>> Begin PROVIDED ENTRIES
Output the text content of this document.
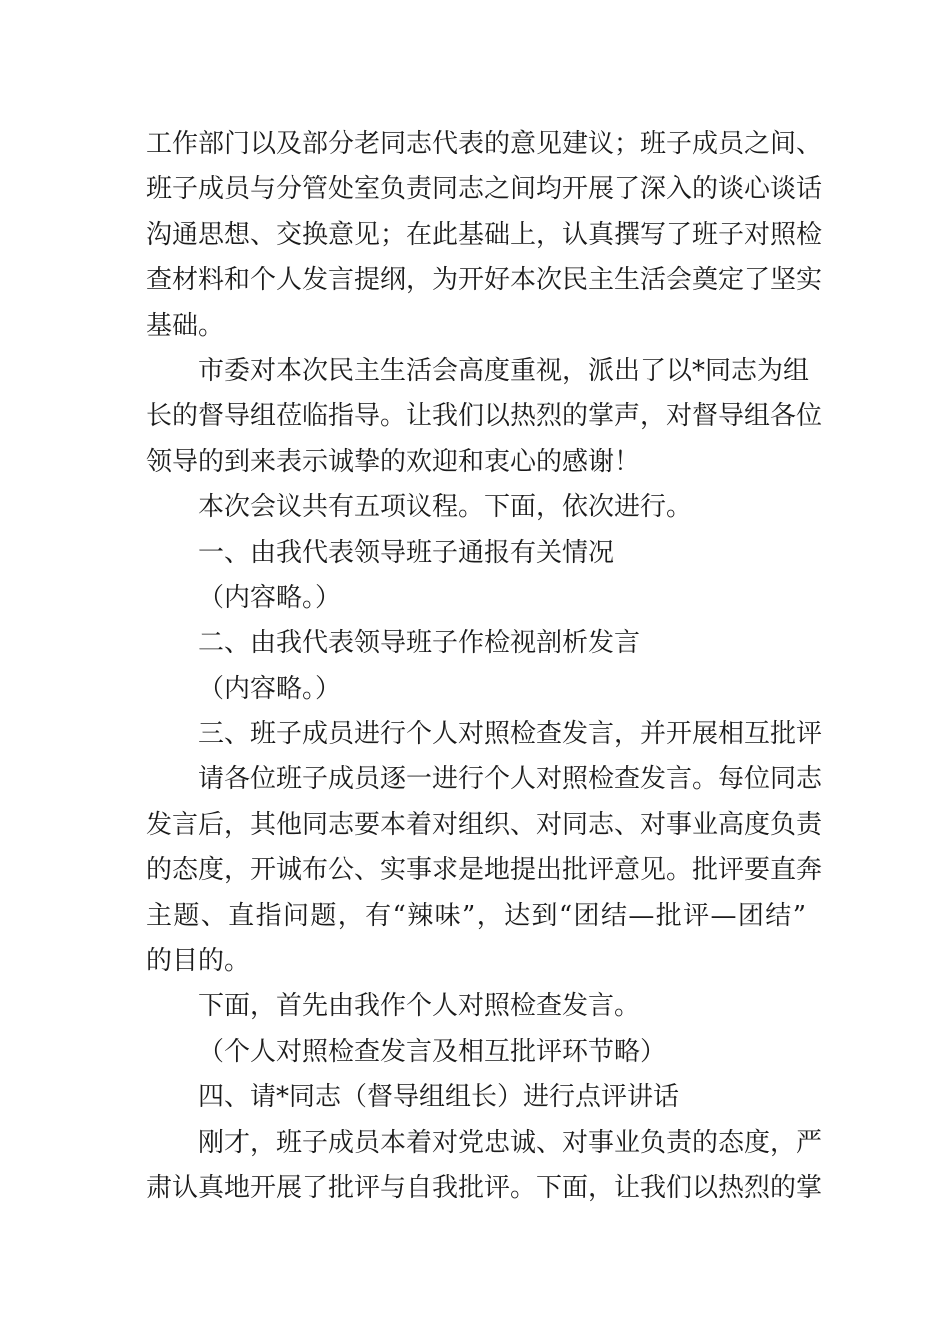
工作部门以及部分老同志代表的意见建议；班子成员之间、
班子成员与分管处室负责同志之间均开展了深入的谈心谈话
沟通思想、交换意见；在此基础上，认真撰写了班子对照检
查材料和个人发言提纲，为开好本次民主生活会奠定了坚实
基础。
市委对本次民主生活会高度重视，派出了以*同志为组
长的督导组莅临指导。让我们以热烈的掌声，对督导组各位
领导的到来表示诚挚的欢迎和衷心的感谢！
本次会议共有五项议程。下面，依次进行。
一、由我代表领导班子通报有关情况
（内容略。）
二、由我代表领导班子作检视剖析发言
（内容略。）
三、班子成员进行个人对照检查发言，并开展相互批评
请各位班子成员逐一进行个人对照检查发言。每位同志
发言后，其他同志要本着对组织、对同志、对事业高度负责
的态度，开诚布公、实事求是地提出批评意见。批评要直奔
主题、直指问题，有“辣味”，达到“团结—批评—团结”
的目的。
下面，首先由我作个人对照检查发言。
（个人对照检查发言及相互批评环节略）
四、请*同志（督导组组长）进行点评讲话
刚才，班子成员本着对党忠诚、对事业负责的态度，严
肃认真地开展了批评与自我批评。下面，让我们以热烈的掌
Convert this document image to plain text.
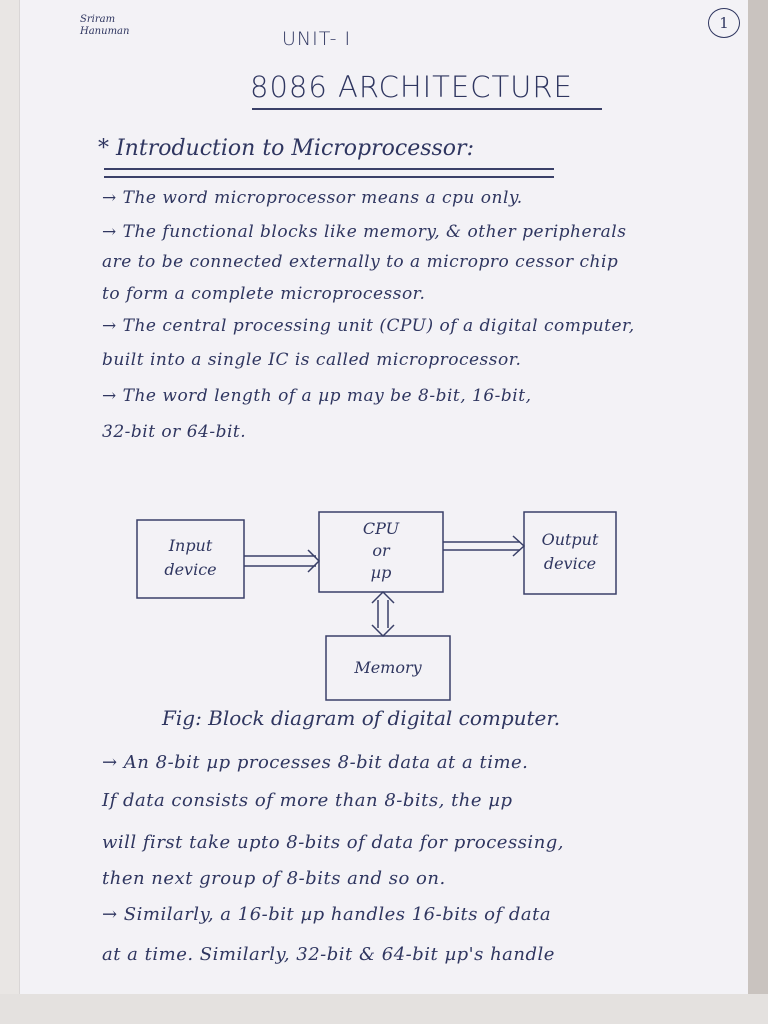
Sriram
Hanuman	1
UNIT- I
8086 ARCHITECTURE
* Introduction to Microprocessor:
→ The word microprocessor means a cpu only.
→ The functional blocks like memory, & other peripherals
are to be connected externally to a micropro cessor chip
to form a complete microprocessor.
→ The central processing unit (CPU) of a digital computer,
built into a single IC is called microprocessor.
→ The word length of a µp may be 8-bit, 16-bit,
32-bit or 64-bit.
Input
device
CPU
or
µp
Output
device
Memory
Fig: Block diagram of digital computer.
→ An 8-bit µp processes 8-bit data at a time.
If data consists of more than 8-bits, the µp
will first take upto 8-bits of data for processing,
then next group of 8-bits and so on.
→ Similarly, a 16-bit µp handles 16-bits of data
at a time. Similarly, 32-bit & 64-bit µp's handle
>> End PROVIDED ENTRIES
PROMPT:
List the lines of the records where "text" occurs.

TASK RESULT:
Output the text content of this document.
Convert this document image to plain text.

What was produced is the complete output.